EXERCISE REQUIREMENTS =
Read the records below and copy each line that contains "Expression".

━━━━━ DATA PROVIDED

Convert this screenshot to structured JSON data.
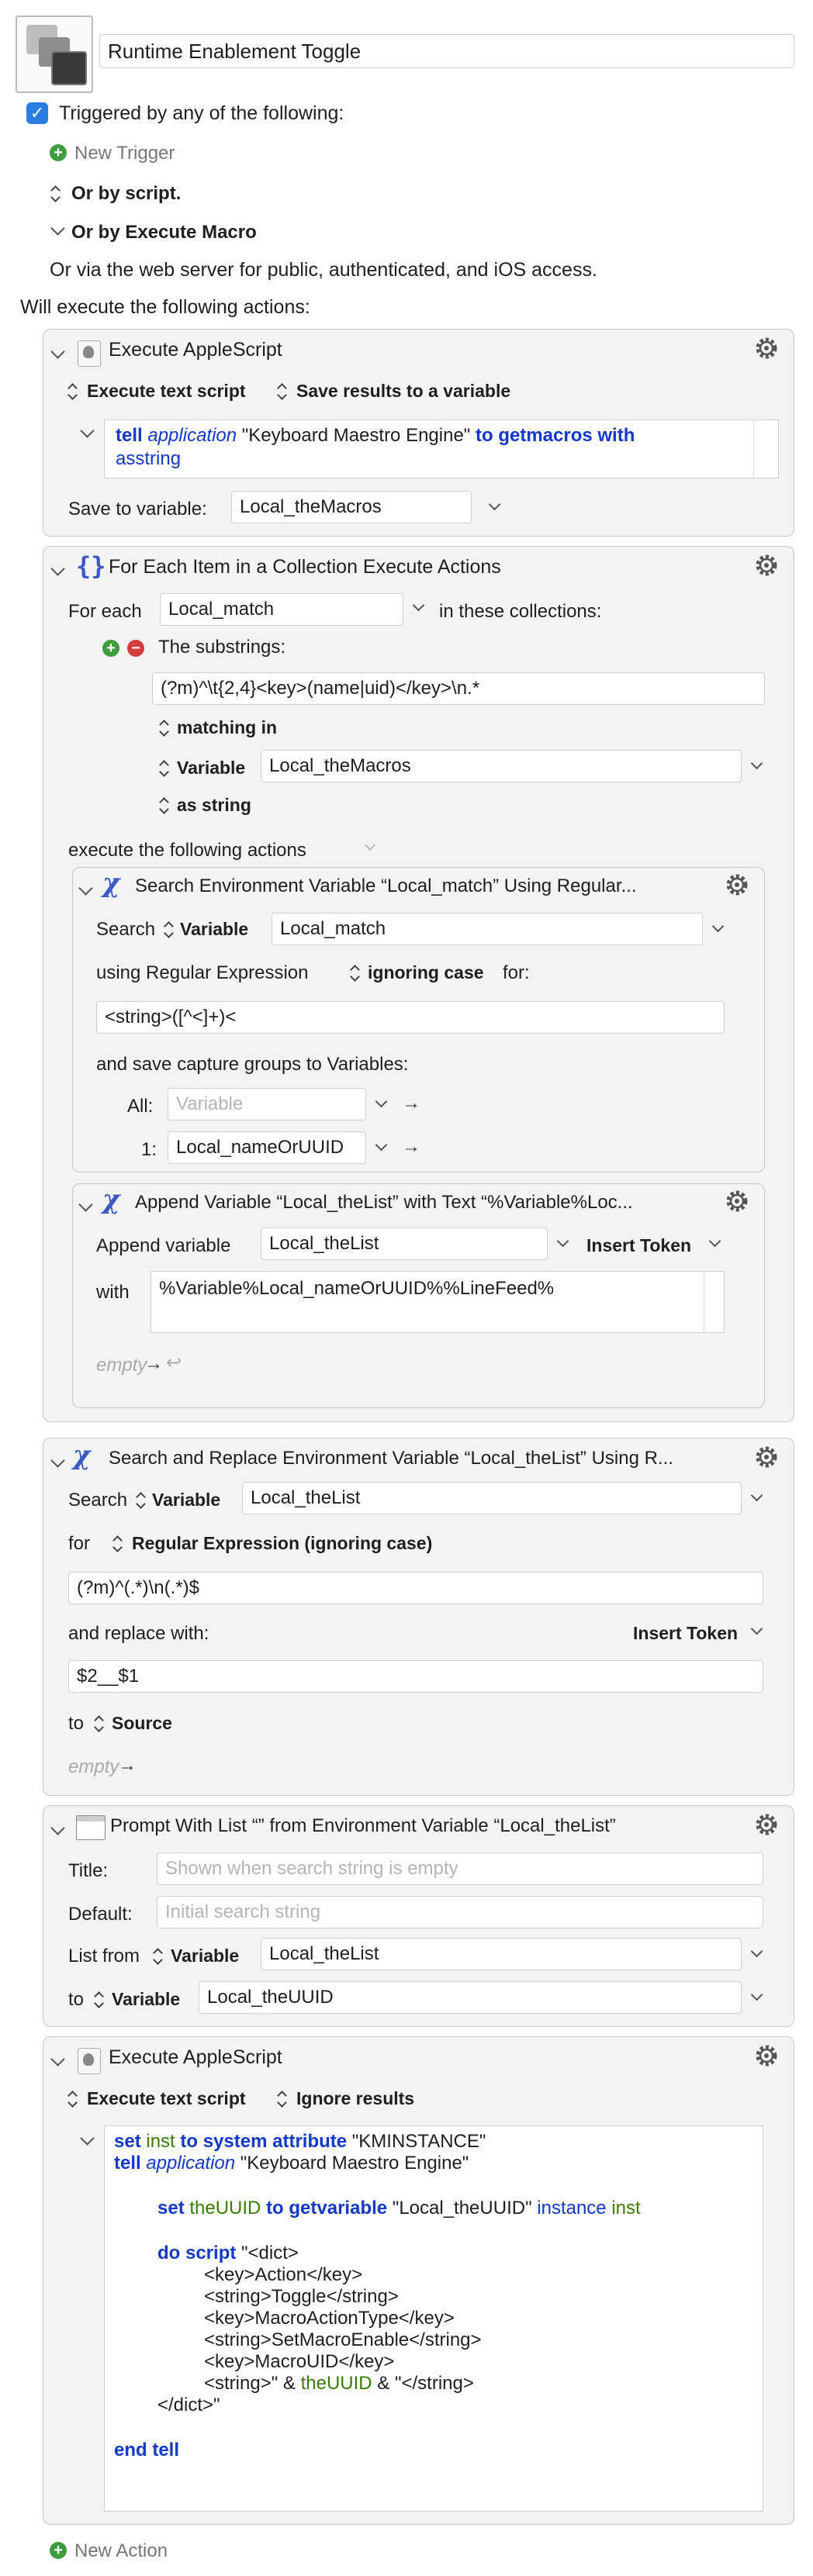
{
  "macro": {
    "name": "Runtime Enablement Toggle",
    "triggered_label": "Triggered by any of the following:",
    "new_trigger": "New Trigger",
    "or_by_script": "Or by script.",
    "or_by_execute_macro": "Or by Execute Macro",
    "web_server_text": "Or via the web server for public, authenticated, and iOS access.",
    "will_execute": "Will execute the following actions:",
    "new_action": "New Action"
  },
  "action1": {
    "title": "Execute AppleScript",
    "mode": "Execute text script",
    "results": "Save results to a variable",
    "code": {
      "tell": "tell",
      "application": "application",
      "engine": "\"Keyboard Maestro Engine\"",
      "to": "to",
      "getmacros": "getmacros",
      "with": "with",
      "asstring": "asstring"
    },
    "save_label": "Save to variable:",
    "save_value": "Local_theMacros"
  },
  "action2": {
    "title": "For Each Item in a Collection Execute Actions",
    "for_each": "For each",
    "variable": "Local_match",
    "in_collections": "in these collections:",
    "substrings_label": "The substrings:",
    "regex": "(?m)^\\t{2,4}<key>(name|uid)</key>\\n.*",
    "matching_in": "matching in",
    "variable_label": "Variable",
    "variable_value": "Local_theMacros",
    "as_string": "as string",
    "execute_following": "execute the following actions"
  },
  "action2a": {
    "title": "Search Environment Variable “Local_match” Using Regular...",
    "search": "Search",
    "variable_label": "Variable",
    "variable_value": "Local_match",
    "using_regex": "using Regular Expression",
    "ignoring_case": "ignoring case",
    "for": "for:",
    "regex": "<string>([^<]+)<",
    "save_groups": "and save capture groups to Variables:",
    "all_label": "All:",
    "all_placeholder": "Variable",
    "one_label": "1:",
    "one_value": "Local_nameOrUUID"
  },
  "action2b": {
    "title": "Append Variable “Local_theList” with Text “%Variable%Loc...",
    "append_label": "Append variable",
    "append_value": "Local_theList",
    "insert_token": "Insert Token",
    "with_label": "with",
    "with_value": "%Variable%Local_nameOrUUID%%LineFeed%",
    "empty": "empty"
  },
  "action3": {
    "title": "Search and Replace Environment Variable “Local_theList” Using R...",
    "search": "Search",
    "variable_label": "Variable",
    "variable_value": "Local_theList",
    "for_label": "for",
    "regex_mode": "Regular Expression (ignoring case)",
    "regex": "(?m)^(.*)\\n(.*)$",
    "replace_label": "and replace with:",
    "insert_token": "Insert Token",
    "replace_value": "$2__$1",
    "to_label": "to",
    "to_value": "Source",
    "empty": "empty"
  },
  "action4": {
    "title": "Prompt With List “” from Environment Variable “Local_theList”",
    "title_label": "Title:",
    "title_placeholder": "Shown when search string is empty",
    "default_label": "Default:",
    "default_placeholder": "Initial search string",
    "list_from": "List from",
    "variable_label": "Variable",
    "list_value": "Local_theList",
    "to_label": "to",
    "to_value": "Local_theUUID"
  },
  "action5": {
    "title": "Execute AppleScript",
    "mode": "Execute text script",
    "results": "Ignore results",
    "code": {
      "set": "set",
      "inst": "inst",
      "to": "to",
      "system_attribute": "system attribute",
      "kminstance": "\"KMINSTANCE\"",
      "tell": "tell",
      "application": "application",
      "engine": "\"Keyboard Maestro Engine\"",
      "theUUID": "theUUID",
      "getvariable": "getvariable",
      "local_uuid": "\"Local_theUUID\"",
      "instance": "instance",
      "do_script": "do script",
      "dict_open": "\"<dict>",
      "l1": "<key>Action</key>",
      "l2": "<string>Toggle</string>",
      "l3": "<key>MacroActionType</key>",
      "l4": "<string>SetMacroEnable</string>",
      "l5": "<key>MacroUID</key>",
      "l6a": "<string>\" & ",
      "l6c": " & \"</string>",
      "dict_close": "</dict>\"",
      "end_tell": "end tell"
    }
  }
}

━━━━━━━━━━

SOLUTION FOR THIS PROBLEM =
    "using_regex": "using Regular Expression",
    "regex_mode": "Regular Expression (ignoring case)",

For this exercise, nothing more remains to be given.